Exercise task:
Make an exact copy of the records, with the pictures left out.

Data supplied:

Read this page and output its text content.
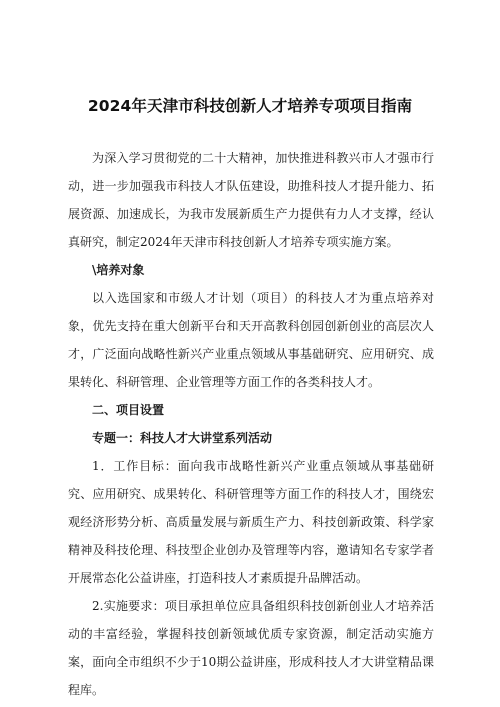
2024年天津市科技创新人才培养专项项目指南

为深入学习贯彻党的二十大精神，加快推进科教兴市人才强市行动，进一步加强我市科技人才队伍建设，助推科技人才提升能力、拓展资源、加速成长，为我市发展新质生产力提供有力人才支撑，经认真研究，制定2024年天津市科技创新人才培养专项实施方案。

\培养对象

以入选国家和市级人才计划（项目）的科技人才为重点培养对象，优先支持在重大创新平台和天开高教科创园创新创业的高层次人才，广泛面向战略性新兴产业重点领域从事基础研究、应用研究、成果转化、科研管理、企业管理等方面工作的各类科技人才。

二、项目设置

专题一：科技人才大讲堂系列活动

1．工作目标：面向我市战略性新兴产业重点领域从事基础研究、应用研究、成果转化、科研管理等方面工作的科技人才，围绕宏观经济形势分析、高质量发展与新质生产力、科技创新政策、科学家精神及科技伦理、科技型企业创办及管理等内容，邀请知名专家学者开展常态化公益讲座，打造科技人才素质提升品牌活动。

2.实施要求：项目承担单位应具备组织科技创新创业人才培养活动的丰富经验，掌握科技创新领域优质专家资源，制定活动实施方案，面向全市组织不少于10期公益讲座，形成科技人才大讲堂精品课程库。
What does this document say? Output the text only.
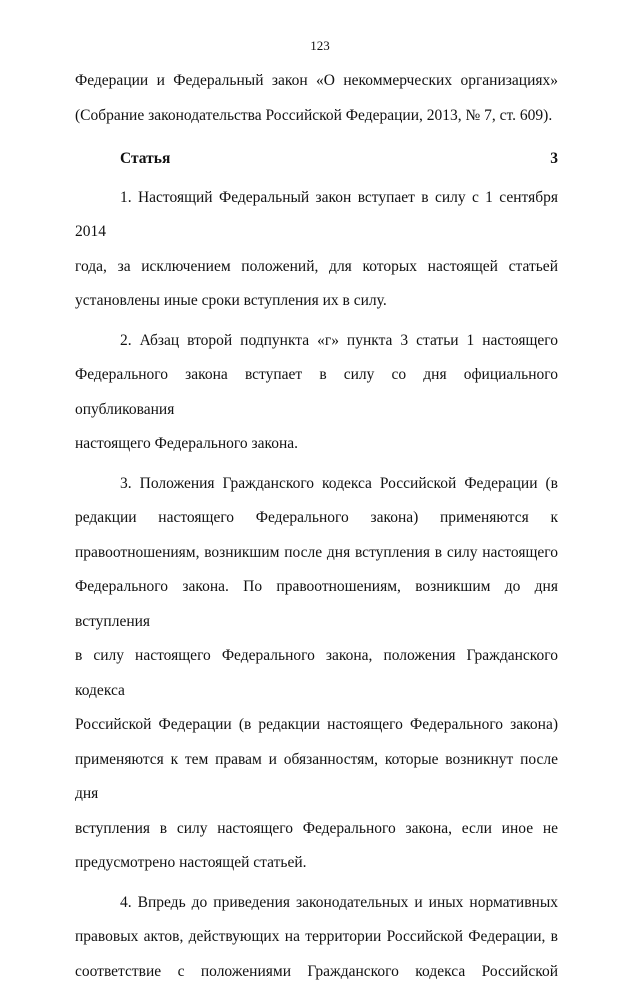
123

Федерации и Федеральный закон «О некоммерческих организациях»

(Собрание законодательства Российской Федерации, 2013, № 7, ст. 609).

Статья 3

1. Настоящий Федеральный закон вступает в силу с 1 сентября 2014

года, за исключением положений, для которых настоящей статьей

установлены иные сроки вступления их в силу.

2. Абзац второй подпункта «г» пункта 3 статьи 1 настоящего

Федерального закона вступает в силу со дня официального опубликования

настоящего Федерального закона.

3. Положения Гражданского кодекса Российской Федерации (в

редакции настоящего Федерального закона) применяются к

правоотношениям, возникшим после дня вступления в силу настоящего

Федерального закона. По правоотношениям, возникшим до дня вступления

в силу настоящего Федерального закона, положения Гражданского кодекса

Российской Федерации (в редакции настоящего Федерального закона)

применяются к тем правам и обязанностям, которые возникнут после дня

вступления в силу настоящего Федерального закона, если иное не

предусмотрено настоящей статьей.

4. Впредь до приведения законодательных и иных нормативных

правовых актов, действующих на территории Российской Федерации, в

соответствие с положениями Гражданского кодекса Российской
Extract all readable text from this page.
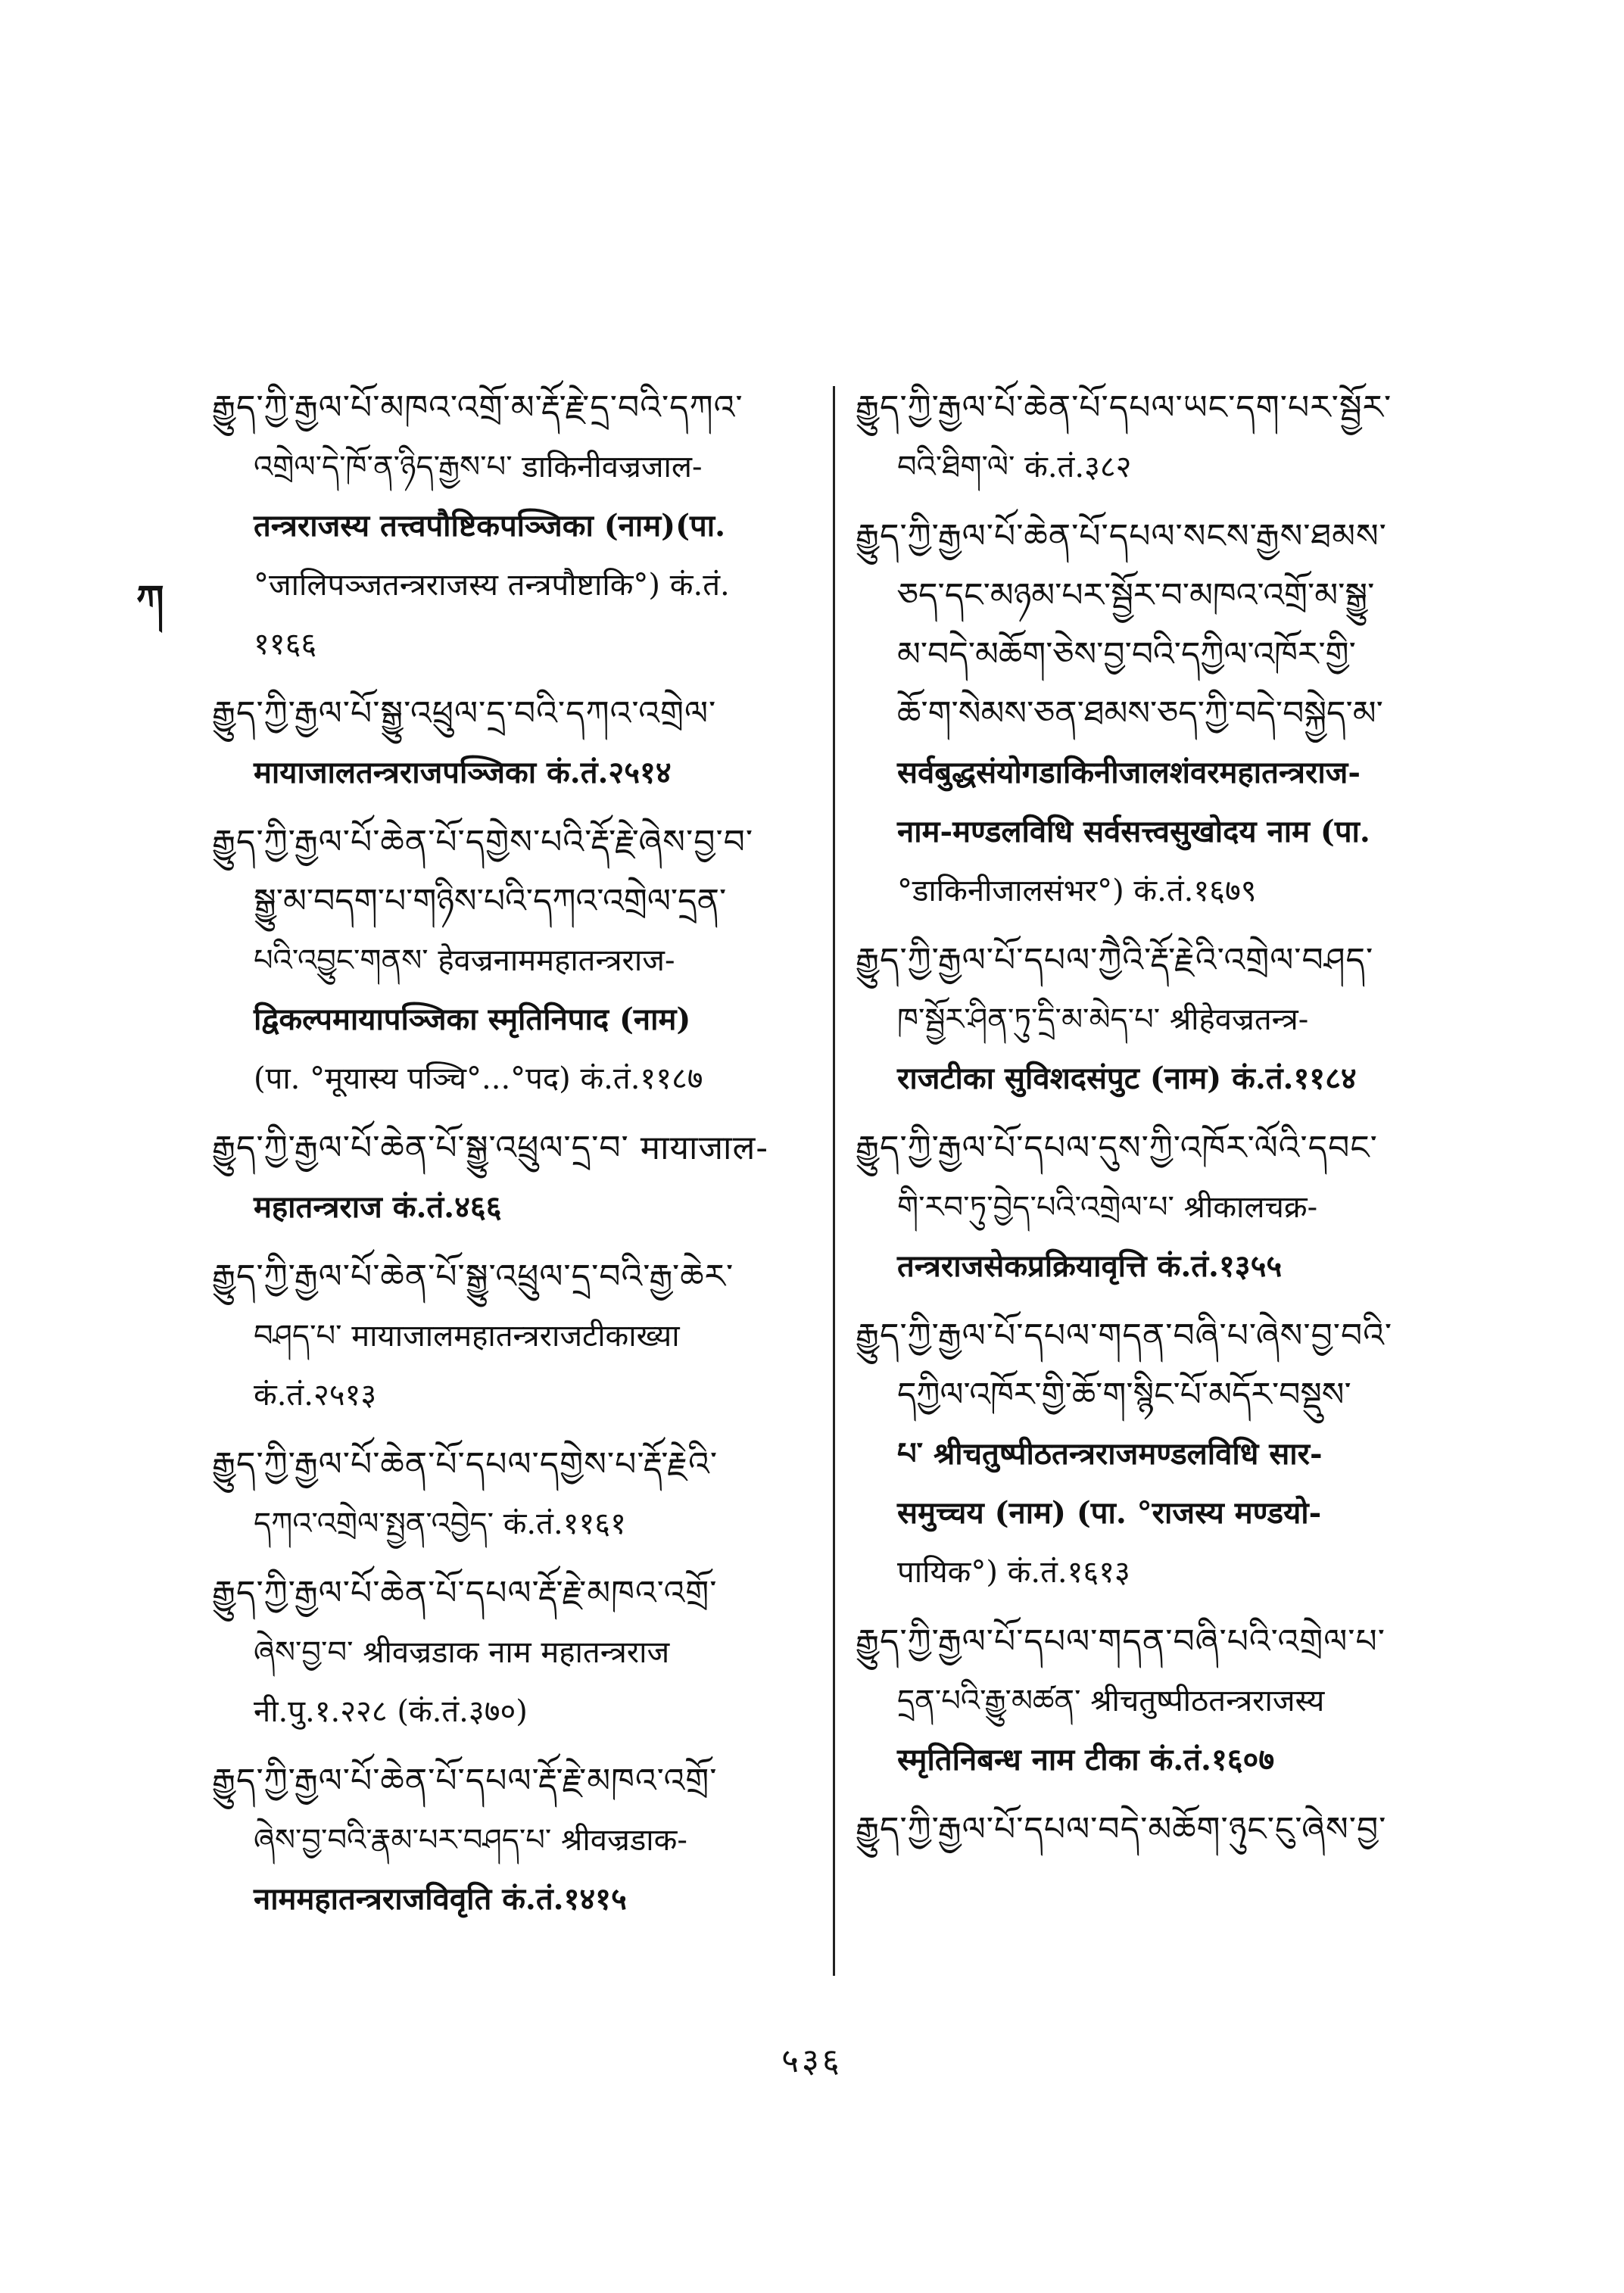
ཀ
རྒྱུད་ཀྱི་རྒྱལ་པོ་མཁའ་འགྲོ་མ་རྡོ་རྗེ་དྲ་བའི་དཀའ་
འགྲེལ་དེ་ཁོ་ན་ཉིད་རྒྱས་པ་ डाकिनीवज्रजाल-
तन्त्रराजस्य तत्त्वपौष्टिकपञ्जिका (नाम)(पा.
°जालिपञ्जतन्त्रराजस्य तन्त्रपौष्टाकि°) कं.तं.
११६६
རྒྱུད་ཀྱི་རྒྱལ་པོ་སྒྱུ་འཕྲུལ་དྲ་བའི་དཀའ་འགྲེལ་
मायाजालतन्त्रराजपञ्जिका कं.तं.२५१४
རྒྱུད་ཀྱི་རྒྱལ་པོ་ཆེན་པོ་དགྱེས་པའི་རྡོ་རྗེ་ཞེས་བྱ་བ་
སྒྱུ་མ་བདག་པ་གཉིས་པའི་དཀའ་འགྲེལ་དྲན་
པའི་འབྱུང་གནས་ हेवज्रनाममहातन्त्रराज-
द्विकल्पमायापञ्जिका स्मृतिनिपाद (नाम)
(पा. °मूयास्य पञ्चि°...°पद) कं.तं.११८७
རྒྱུད་ཀྱི་རྒྱལ་པོ་ཆེན་པོ་སྒྱུ་འཕྲུལ་དྲ་བ་ मायाजाल-
महातन्त्रराज कं.तं.४६६
རྒྱུད་ཀྱི་རྒྱལ་པོ་ཆེན་པོ་སྒྱུ་འཕྲུལ་དྲ་བའི་རྒྱ་ཆེར་
བཤད་པ་ मायाजालमहातन्त्रराजटीकाख्या
कं.तं.२५१३
རྒྱུད་ཀྱི་རྒྱལ་པོ་ཆེན་པོ་དཔལ་དགྱེས་པ་རྡོ་རྗེའི་
དཀའ་འགྲེལ་སྤྱན་འབྱེད་ कं.तं.११६१
རྒྱུད་ཀྱི་རྒྱལ་པོ་ཆེན་པོ་དཔལ་རྡོ་རྗེ་མཁའ་འགྲོ་
ཞེས་བྱ་བ་ श्रीवज्रडाक नाम महातन्त्रराज
नी.पु.१.२२८ (कं.तं.३७०)
རྒྱུད་ཀྱི་རྒྱལ་པོ་ཆེན་པོ་དཔལ་རྡོ་རྗེ་མཁའ་འགྲོ་
ཞེས་བྱ་བའི་རྣམ་པར་བཤད་པ་ श्रीवज्रडाक-
नाममहातन्त्रराजविवृति कं.तं.१४१५
རྒྱུད་ཀྱི་རྒྱལ་པོ་ཆེན་པོ་དཔལ་ཡང་དག་པར་སྦྱོར་
བའི་ཐིག་ལེ་ कं.तं.३८२
རྒྱུད་ཀྱི་རྒྱལ་པོ་ཆེན་པོ་དཔལ་སངས་རྒྱས་ཐམས་
ཅད་དང་མཉམ་པར་སྦྱོར་བ་མཁའ་འགྲོ་མ་སྒྱུ་
མ་བདེ་མཆོག་ཅེས་བྱ་བའི་དཀྱིལ་འཁོར་གྱི་
ཆོ་ག་སེམས་ཅན་ཐམས་ཅད་ཀྱི་བདེ་བསྐྱེད་མ་
सर्वबुद्धसंयोगडाकिनीजालशंवरमहातन्त्रराज-
नाम-मण्डलविधि सर्वसत्त्वसुखोदय नाम (पा.
°डाकिनीजालसंभर°) कं.तं.१६७९
རྒྱུད་ཀྱི་རྒྱལ་པོ་དཔལ་ཀྱཻའི་རྡོ་རྗེའི་འགྲེལ་བཤད་
ཁ་སྦྱོར་ཤིན་ཏུ་དྲི་མ་མེད་པ་ श्रीहेवज्रतन्त्र-
राजटीका सुविशदसंपुट (नाम) कं.तं.११८४
རྒྱུད་ཀྱི་རྒྱལ་པོ་དཔལ་དུས་ཀྱི་འཁོར་ལོའི་དབང་
གི་རབ་ཏུ་བྱེད་པའི་འགྲེལ་པ་ श्रीकालचक्र-
तन्त्रराजसेकप्रक्रियावृत्ति कं.तं.१३५५
རྒྱུད་ཀྱི་རྒྱལ་པོ་དཔལ་གདན་བཞི་པ་ཞེས་བྱ་བའི་
དཀྱིལ་འཁོར་གྱི་ཆོ་ག་སྙིང་པོ་མདོར་བསྡུས་
པ་ श्रीचतुष्पीठतन्त्रराजमण्डलविधि सार-
समुच्चय (नाम) (पा. °राजस्य मण्डयो-
पायिक°) कं.तं.१६१३
རྒྱུད་ཀྱི་རྒྱལ་པོ་དཔལ་གདན་བཞི་པའི་འགྲེལ་པ་
དྲན་པའི་རྒྱུ་མཚན་ श्रीचतुष्पीठतन्त्रराजस्य
स्मृतिनिबन्ध नाम टीका कं.तं.१६०७
རྒྱུད་ཀྱི་རྒྱལ་པོ་དཔལ་བདེ་མཆོག་ཉུང་ངུ་ཞེས་བྱ་
५३६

Task response:
Read this page and output its text content.
2024年天津市科技创新人才培养专项项目指南

为深入学习贯彻党的二十大精神，加快推进科教兴市人才强市行动，进一步加强我市科技人才队伍建设，助推科技人才提升能力、拓展资源、加速成长，为我市发展新质生产力提供有力人才支撑，经认真研究，制定2024年天津市科技创新人才培养专项实施方案。

\培养对象

以入选国家和市级人才计划（项目）的科技人才为重点培养对象，优先支持在重大创新平台和天开高教科创园创新创业的高层次人才，广泛面向战略性新兴产业重点领域从事基础研究、应用研究、成果转化、科研管理、企业管理等方面工作的各类科技人才。

二、项目设置

专题一：科技人才大讲堂系列活动

1．工作目标：面向我市战略性新兴产业重点领域从事基础研究、应用研究、成果转化、科研管理等方面工作的科技人才，围绕宏观经济形势分析、高质量发展与新质生产力、科技创新政策、科学家精神及科技伦理、科技型企业创办及管理等内容，邀请知名专家学者开展常态化公益讲座，打造科技人才素质提升品牌活动。

2.实施要求：项目承担单位应具备组织科技创新创业人才培养活动的丰富经验，掌握科技创新领域优质专家资源，制定活动实施方案，面向全市组织不少于10期公益讲座，形成科技人才大讲堂精品课程库。
What does this document say? Output the text only.
123

Федерации и Федеральный закон «О некоммерческих организациях»

(Собрание законодательства Российской Федерации, 2013, № 7, ст. 609).

Статья 3

1. Настоящий Федеральный закон вступает в силу с 1 сентября 2014

года, за исключением положений, для которых настоящей статьей

установлены иные сроки вступления их в силу.

2. Абзац второй подпункта «г» пункта 3 статьи 1 настоящего

Федерального закона вступает в силу со дня официального опубликования

настоящего Федерального закона.

3. Положения Гражданского кодекса Российской Федерации (в

редакции настоящего Федерального закона) применяются к

правоотношениям, возникшим после дня вступления в силу настоящего

Федерального закона. По правоотношениям, возникшим до дня вступления

в силу настоящего Федерального закона, положения Гражданского кодекса

Российской Федерации (в редакции настоящего Федерального закона)

применяются к тем правам и обязанностям, которые возникнут после дня

вступления в силу настоящего Федерального закона, если иное не

предусмотрено настоящей статьей.

4. Впредь до приведения законодательных и иных нормативных

правовых актов, действующих на территории Российской Федерации, в

соответствие с положениями Гражданского кодекса Российской
Extract all readable text from this page.
ཀ
རྒྱུད་ཀྱི་རྒྱལ་པོ་མཁའ་འགྲོ་མ་རྡོ་རྗེ་དྲ་བའི་དཀའ་
འགྲེལ་དེ་ཁོ་ན་ཉིད་རྒྱས་པ་ डाकिनीवज्रजाल-
तन्त्रराजस्य तत्त्वपौष्टिकपञ्जिका (नाम)(पा.
°जालिपञ्जतन्त्रराजस्य तन्त्रपौष्टाकि°) कं.तं.
११६६
རྒྱུད་ཀྱི་རྒྱལ་པོ་སྒྱུ་འཕྲུལ་དྲ་བའི་དཀའ་འགྲེལ་
मायाजालतन्त्रराजपञ्जिका कं.तं.२५१४
རྒྱུད་ཀྱི་རྒྱལ་པོ་ཆེན་པོ་དགྱེས་པའི་རྡོ་རྗེ་ཞེས་བྱ་བ་
སྒྱུ་མ་བདག་པ་གཉིས་པའི་དཀའ་འགྲེལ་དྲན་
པའི་འབྱུང་གནས་ हेवज्रनाममहातन्त्रराज-
द्विकल्पमायापञ्जिका स्मृतिनिपाद (नाम)
(पा. °मूयास्य पञ्चि°...°पद) कं.तं.११८७
རྒྱུད་ཀྱི་རྒྱལ་པོ་ཆེན་པོ་སྒྱུ་འཕྲུལ་དྲ་བ་ मायाजाल-
महातन्त्रराज कं.तं.४६६
རྒྱུད་ཀྱི་རྒྱལ་པོ་ཆེན་པོ་སྒྱུ་འཕྲུལ་དྲ་བའི་རྒྱ་ཆེར་
བཤད་པ་ मायाजालमहातन्त्रराजटीकाख्या
कं.तं.२५१३
རྒྱུད་ཀྱི་རྒྱལ་པོ་ཆེན་པོ་དཔལ་དགྱེས་པ་རྡོ་རྗེའི་
དཀའ་འགྲེལ་སྤྱན་འབྱེད་ कं.तं.११६१
རྒྱུད་ཀྱི་རྒྱལ་པོ་ཆེན་པོ་དཔལ་རྡོ་རྗེ་མཁའ་འགྲོ་
ཞེས་བྱ་བ་ श्रीवज्रडाक नाम महातन्त्रराज
नी.पु.१.२२८ (कं.तं.३७०)
རྒྱུད་ཀྱི་རྒྱལ་པོ་ཆེན་པོ་དཔལ་རྡོ་རྗེ་མཁའ་འགྲོ་
ཞེས་བྱ་བའི་རྣམ་པར་བཤད་པ་ श्रीवज्रडाक-
नाममहातन्त्रराजविवृति कं.तं.१४१५
རྒྱུད་ཀྱི་རྒྱལ་པོ་ཆེན་པོ་དཔལ་ཡང་དག་པར་སྦྱོར་
བའི་ཐིག་ལེ་ कं.तं.३८२
རྒྱུད་ཀྱི་རྒྱལ་པོ་ཆེན་པོ་དཔལ་སངས་རྒྱས་ཐམས་
ཅད་དང་མཉམ་པར་སྦྱོར་བ་མཁའ་འགྲོ་མ་སྒྱུ་
མ་བདེ་མཆོག་ཅེས་བྱ་བའི་དཀྱིལ་འཁོར་གྱི་
ཆོ་ག་སེམས་ཅན་ཐམས་ཅད་ཀྱི་བདེ་བསྐྱེད་མ་
सर्वबुद्धसंयोगडाकिनीजालशंवरमहातन्त्रराज-
नाम-मण्डलविधि सर्वसत्त्वसुखोदय नाम (पा.
°डाकिनीजालसंभर°) कं.तं.१६७९
རྒྱུད་ཀྱི་རྒྱལ་པོ་དཔལ་ཀྱཻའི་རྡོ་རྗེའི་འགྲེལ་བཤད་
ཁ་སྦྱོར་ཤིན་ཏུ་དྲི་མ་མེད་པ་ श्रीहेवज्रतन्त्र-
राजटीका सुविशदसंपुट (नाम) कं.तं.११८४
རྒྱུད་ཀྱི་རྒྱལ་པོ་དཔལ་དུས་ཀྱི་འཁོར་ལོའི་དབང་
གི་རབ་ཏུ་བྱེད་པའི་འགྲེལ་པ་ श्रीकालचक्र-
तन्त्रराजसेकप्रक्रियावृत्ति कं.तं.१३५५
རྒྱུད་ཀྱི་རྒྱལ་པོ་དཔལ་གདན་བཞི་པ་ཞེས་བྱ་བའི་
དཀྱིལ་འཁོར་གྱི་ཆོ་ག་སྙིང་པོ་མདོར་བསྡུས་
པ་ श्रीचतुष्पीठतन्त्रराजमण्डलविधि सार-
समुच्चय (नाम) (पा. °राजस्य मण्डयो-
पायिक°) कं.तं.१६१३
རྒྱུད་ཀྱི་རྒྱལ་པོ་དཔལ་གདན་བཞི་པའི་འགྲེལ་པ་
དྲན་པའི་རྒྱུ་མཚན་ श्रीचतुष्पीठतन्त्रराजस्य
स्मृतिनिबन्ध नाम टीका कं.तं.१६०७
རྒྱུད་ཀྱི་རྒྱལ་པོ་དཔལ་བདེ་མཆོག་ཉུང་ངུ་ཞེས་བྱ་
५३६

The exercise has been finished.